WHAT IS EXPECTED =>
Filter the entries below, keeping every line that has the word "xlabel".

EXERCISE DATA =>
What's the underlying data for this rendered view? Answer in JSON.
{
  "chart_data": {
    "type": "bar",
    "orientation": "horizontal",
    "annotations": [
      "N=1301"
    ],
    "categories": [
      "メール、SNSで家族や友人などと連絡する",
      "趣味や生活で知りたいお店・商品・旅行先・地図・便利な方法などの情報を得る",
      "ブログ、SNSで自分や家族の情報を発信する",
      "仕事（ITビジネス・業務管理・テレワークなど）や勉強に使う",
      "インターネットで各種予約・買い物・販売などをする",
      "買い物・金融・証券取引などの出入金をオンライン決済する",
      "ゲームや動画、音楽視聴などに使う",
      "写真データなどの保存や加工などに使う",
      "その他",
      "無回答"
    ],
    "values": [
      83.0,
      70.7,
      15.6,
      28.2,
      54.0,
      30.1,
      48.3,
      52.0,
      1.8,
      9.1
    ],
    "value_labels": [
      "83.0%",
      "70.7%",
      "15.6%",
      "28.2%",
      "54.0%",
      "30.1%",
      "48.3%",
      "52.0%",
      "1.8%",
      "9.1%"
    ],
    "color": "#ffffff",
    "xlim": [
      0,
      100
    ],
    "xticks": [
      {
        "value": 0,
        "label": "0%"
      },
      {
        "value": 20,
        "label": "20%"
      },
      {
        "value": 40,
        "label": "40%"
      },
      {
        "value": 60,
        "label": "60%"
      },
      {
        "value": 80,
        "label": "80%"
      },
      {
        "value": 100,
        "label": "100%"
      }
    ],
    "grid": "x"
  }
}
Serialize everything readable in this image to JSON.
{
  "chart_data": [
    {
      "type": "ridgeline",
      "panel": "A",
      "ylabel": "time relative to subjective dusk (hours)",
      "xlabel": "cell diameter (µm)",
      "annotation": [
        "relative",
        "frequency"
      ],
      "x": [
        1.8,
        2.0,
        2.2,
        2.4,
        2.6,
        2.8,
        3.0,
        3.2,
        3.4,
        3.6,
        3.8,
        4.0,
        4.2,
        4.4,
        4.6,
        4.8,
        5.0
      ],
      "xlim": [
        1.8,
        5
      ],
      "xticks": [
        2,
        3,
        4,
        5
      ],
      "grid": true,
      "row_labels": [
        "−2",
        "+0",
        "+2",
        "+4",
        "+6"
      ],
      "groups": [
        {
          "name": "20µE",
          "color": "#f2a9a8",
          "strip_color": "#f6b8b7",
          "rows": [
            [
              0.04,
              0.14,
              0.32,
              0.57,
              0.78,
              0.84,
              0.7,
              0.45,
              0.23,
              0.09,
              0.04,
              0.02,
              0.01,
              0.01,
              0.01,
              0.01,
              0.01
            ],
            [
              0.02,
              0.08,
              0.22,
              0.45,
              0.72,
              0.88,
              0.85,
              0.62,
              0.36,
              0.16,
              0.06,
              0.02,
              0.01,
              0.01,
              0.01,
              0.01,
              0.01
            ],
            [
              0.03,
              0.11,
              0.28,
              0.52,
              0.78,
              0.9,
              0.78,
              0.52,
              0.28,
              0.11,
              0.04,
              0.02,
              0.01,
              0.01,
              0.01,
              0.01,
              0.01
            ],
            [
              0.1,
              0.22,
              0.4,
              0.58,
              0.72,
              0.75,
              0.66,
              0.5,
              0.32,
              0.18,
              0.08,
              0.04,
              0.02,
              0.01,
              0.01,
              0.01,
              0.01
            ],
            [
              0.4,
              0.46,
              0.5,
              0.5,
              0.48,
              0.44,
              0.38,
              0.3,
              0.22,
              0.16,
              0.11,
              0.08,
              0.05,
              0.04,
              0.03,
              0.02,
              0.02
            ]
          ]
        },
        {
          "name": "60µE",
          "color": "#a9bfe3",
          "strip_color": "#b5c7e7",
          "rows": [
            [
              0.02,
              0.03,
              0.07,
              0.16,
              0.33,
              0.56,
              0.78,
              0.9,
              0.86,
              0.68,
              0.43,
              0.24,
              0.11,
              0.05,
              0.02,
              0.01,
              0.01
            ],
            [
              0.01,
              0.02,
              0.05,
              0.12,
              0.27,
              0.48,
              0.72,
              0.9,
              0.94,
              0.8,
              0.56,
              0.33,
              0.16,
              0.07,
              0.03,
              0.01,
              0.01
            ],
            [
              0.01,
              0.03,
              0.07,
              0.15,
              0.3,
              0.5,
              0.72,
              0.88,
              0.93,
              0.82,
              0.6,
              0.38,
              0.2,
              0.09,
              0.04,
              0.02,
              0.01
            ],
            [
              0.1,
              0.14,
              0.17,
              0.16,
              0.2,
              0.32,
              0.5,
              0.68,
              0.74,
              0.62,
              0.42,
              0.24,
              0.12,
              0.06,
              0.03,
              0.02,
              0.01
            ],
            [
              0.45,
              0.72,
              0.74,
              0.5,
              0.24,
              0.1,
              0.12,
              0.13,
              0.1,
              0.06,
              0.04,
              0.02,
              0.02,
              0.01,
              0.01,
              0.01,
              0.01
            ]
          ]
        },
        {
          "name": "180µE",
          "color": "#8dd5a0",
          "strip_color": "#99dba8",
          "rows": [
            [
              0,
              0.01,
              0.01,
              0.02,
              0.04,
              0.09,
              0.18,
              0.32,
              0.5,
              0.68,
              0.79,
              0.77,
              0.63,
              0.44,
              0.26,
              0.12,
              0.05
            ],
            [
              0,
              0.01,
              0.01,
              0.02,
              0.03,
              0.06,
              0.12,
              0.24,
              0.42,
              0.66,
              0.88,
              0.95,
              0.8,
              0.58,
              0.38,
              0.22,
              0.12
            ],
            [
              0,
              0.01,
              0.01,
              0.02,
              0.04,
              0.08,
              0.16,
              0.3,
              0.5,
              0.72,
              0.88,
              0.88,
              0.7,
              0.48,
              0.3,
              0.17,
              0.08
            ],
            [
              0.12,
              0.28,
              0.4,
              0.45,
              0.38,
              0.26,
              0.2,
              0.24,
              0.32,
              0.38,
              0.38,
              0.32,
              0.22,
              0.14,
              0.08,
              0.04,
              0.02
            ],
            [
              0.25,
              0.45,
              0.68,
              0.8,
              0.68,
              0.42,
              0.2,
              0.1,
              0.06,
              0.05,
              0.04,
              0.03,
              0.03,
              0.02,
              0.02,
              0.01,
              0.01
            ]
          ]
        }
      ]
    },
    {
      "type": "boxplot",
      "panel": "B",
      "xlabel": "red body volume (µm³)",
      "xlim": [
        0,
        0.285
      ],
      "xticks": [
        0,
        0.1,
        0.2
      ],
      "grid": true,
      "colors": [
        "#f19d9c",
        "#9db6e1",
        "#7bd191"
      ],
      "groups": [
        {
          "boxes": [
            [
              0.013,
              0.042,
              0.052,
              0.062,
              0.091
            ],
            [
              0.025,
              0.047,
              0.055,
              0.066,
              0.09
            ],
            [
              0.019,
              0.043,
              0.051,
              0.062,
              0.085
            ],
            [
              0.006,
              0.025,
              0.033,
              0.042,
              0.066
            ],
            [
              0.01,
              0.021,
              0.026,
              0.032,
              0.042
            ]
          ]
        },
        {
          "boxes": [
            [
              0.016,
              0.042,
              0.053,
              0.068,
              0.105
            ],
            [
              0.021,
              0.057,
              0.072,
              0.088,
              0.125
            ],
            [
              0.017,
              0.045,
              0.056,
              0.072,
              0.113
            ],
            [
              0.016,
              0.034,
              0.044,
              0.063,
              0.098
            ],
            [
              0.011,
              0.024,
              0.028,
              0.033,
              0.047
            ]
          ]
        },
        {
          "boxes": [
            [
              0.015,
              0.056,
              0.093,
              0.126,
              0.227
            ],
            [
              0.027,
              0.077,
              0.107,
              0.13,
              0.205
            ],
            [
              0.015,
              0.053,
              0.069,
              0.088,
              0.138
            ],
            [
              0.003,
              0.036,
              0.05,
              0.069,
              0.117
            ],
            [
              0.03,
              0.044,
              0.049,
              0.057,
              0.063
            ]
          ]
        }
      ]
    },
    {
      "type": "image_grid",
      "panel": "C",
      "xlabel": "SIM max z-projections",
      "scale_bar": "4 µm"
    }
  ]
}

THE REPLY =>
      "xlabel": "cell diameter (µm)",
      "xlabel": "red body volume (µm³)",
      "xlabel": "SIM max z-projections",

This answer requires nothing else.